Data items →

■ ■ ■ ■ ■

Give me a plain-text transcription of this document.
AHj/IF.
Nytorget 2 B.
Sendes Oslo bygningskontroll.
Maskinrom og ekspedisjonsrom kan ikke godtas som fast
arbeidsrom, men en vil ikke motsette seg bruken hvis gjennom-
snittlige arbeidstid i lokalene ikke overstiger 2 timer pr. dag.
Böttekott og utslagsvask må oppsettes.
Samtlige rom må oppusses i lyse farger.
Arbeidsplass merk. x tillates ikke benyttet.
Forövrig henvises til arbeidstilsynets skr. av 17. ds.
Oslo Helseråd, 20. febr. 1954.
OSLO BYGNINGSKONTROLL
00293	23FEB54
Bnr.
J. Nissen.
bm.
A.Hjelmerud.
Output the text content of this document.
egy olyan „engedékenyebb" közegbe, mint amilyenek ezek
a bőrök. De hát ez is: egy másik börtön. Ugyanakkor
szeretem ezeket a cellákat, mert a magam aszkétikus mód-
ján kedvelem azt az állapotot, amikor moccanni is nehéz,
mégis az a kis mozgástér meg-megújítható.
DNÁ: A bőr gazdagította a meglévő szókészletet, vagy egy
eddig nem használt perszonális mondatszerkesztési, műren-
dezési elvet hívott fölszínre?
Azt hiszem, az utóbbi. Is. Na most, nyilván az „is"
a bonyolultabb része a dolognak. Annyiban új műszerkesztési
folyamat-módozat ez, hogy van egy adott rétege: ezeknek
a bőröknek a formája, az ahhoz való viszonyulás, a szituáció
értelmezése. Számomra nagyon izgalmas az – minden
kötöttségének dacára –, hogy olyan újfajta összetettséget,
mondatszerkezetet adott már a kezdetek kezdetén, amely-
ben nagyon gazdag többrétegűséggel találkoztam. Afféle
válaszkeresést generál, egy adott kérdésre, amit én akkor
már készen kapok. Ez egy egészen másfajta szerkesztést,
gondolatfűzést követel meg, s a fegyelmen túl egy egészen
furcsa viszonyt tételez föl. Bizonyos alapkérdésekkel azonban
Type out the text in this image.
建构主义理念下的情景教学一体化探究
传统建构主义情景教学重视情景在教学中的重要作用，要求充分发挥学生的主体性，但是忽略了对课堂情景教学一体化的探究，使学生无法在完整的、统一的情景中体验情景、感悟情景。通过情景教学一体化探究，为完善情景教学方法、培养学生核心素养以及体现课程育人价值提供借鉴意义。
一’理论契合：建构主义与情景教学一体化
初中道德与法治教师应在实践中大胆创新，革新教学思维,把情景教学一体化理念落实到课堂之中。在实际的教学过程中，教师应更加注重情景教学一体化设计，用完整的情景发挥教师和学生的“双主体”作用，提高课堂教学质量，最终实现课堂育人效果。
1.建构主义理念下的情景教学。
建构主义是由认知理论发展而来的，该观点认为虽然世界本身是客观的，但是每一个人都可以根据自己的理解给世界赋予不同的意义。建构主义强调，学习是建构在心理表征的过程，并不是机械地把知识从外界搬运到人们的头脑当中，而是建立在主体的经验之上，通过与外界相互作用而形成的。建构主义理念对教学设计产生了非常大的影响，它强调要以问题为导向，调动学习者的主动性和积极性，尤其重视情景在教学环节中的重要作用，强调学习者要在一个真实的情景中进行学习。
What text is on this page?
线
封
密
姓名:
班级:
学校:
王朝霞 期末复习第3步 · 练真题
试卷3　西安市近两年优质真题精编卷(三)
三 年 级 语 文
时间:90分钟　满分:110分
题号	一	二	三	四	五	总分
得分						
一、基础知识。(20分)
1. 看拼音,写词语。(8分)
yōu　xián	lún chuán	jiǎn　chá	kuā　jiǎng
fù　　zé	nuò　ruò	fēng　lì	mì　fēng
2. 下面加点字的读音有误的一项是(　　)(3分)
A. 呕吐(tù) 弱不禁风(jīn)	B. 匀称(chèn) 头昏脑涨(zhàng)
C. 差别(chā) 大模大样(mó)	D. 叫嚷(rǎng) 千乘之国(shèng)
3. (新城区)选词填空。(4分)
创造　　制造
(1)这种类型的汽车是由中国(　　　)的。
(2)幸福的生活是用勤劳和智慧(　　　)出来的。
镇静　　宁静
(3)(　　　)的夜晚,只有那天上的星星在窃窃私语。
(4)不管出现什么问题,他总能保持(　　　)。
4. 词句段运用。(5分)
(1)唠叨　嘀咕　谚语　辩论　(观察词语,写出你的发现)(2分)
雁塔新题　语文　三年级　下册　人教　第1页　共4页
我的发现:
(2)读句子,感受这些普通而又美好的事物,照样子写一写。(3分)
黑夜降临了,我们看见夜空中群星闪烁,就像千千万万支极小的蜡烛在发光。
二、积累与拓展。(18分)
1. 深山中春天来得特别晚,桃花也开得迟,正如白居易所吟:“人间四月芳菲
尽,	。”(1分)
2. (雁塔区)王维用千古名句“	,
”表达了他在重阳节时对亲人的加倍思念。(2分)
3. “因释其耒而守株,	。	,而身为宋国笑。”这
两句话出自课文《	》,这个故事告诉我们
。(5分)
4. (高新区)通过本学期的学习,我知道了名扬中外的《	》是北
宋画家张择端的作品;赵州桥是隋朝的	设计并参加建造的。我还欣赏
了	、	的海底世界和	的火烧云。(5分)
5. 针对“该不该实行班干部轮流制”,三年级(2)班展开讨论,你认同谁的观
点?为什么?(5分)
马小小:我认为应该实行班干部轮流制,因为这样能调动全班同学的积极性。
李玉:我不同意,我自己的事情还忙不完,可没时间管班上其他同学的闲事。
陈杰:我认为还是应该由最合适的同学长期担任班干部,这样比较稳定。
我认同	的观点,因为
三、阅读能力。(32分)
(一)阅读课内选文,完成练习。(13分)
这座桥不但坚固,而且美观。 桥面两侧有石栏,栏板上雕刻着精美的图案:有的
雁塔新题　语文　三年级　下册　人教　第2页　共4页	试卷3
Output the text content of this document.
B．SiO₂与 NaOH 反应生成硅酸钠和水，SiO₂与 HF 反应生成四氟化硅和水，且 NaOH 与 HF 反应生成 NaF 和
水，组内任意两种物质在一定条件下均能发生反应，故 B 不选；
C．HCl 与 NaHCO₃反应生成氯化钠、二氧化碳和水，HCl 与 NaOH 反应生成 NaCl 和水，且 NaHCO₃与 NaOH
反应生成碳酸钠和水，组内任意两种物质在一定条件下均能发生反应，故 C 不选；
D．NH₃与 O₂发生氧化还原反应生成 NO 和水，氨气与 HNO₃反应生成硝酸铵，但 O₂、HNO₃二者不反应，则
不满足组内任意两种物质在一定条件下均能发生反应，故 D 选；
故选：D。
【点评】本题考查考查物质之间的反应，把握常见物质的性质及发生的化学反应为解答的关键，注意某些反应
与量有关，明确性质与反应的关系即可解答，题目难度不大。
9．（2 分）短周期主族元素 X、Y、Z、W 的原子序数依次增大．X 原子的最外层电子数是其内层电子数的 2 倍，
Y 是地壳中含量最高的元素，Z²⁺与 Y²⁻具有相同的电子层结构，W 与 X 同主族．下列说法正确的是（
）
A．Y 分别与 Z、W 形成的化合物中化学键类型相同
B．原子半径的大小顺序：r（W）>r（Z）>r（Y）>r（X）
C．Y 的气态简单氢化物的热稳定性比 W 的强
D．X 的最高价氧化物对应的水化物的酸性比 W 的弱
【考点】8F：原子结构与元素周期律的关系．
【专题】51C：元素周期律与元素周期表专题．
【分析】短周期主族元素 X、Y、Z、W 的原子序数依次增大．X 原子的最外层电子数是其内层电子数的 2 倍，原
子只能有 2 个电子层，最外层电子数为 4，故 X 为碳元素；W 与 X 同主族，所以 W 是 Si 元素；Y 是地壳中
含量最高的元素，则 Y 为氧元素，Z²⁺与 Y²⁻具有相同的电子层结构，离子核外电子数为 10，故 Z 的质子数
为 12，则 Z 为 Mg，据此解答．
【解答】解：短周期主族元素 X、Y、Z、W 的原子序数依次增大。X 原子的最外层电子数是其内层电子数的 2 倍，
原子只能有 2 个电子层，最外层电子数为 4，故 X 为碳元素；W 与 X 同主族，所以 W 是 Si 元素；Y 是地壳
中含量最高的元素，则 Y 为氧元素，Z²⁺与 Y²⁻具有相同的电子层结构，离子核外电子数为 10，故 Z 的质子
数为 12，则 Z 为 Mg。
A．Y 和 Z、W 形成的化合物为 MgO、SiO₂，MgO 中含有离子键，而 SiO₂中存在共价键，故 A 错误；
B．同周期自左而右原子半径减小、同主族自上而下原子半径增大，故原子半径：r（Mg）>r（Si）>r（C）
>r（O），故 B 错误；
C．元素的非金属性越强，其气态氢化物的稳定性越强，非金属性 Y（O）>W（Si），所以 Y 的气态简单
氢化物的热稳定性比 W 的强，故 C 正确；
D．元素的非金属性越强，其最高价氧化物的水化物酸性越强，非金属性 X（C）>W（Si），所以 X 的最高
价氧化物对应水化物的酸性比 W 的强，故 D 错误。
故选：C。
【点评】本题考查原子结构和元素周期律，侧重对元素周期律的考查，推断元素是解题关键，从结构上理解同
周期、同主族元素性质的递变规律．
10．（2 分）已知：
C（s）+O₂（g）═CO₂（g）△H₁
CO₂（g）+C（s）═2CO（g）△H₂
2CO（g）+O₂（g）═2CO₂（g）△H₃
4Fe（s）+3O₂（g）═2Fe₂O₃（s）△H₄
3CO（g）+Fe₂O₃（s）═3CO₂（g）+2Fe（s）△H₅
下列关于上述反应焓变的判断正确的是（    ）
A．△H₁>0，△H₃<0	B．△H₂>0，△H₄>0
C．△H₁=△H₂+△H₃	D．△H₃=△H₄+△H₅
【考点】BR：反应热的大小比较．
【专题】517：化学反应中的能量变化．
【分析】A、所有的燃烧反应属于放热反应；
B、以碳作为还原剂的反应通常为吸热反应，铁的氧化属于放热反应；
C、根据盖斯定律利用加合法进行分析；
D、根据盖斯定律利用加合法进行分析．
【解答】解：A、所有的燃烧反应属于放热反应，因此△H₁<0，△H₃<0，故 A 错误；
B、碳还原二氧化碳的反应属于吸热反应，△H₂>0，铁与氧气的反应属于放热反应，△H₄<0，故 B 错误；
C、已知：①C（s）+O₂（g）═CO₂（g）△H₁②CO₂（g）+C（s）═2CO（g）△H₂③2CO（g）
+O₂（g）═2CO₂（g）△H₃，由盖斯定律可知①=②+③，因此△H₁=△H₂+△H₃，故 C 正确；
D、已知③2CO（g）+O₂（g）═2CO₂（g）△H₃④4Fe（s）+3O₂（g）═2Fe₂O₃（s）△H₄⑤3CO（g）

■ ■ ■ ■ ■

Aim of the exercise → Filter the entries down to the lines containing "短周期主族元素". Copy each of those lines.

Worked answer →
9．（2 分）短周期主族元素 X、Y、Z、W 的原子序数依次增大．X 原子的最外层电子数是其内层电子数的 2 倍，
【分析】短周期主族元素 X、Y、Z、W 的原子序数依次增大．X 原子的最外层电子数是其内层电子数的 2 倍，原
【解答】解：短周期主族元素 X、Y、Z、W 的原子序数依次增大。X 原子的最外层电子数是其内层电子数的 2 倍，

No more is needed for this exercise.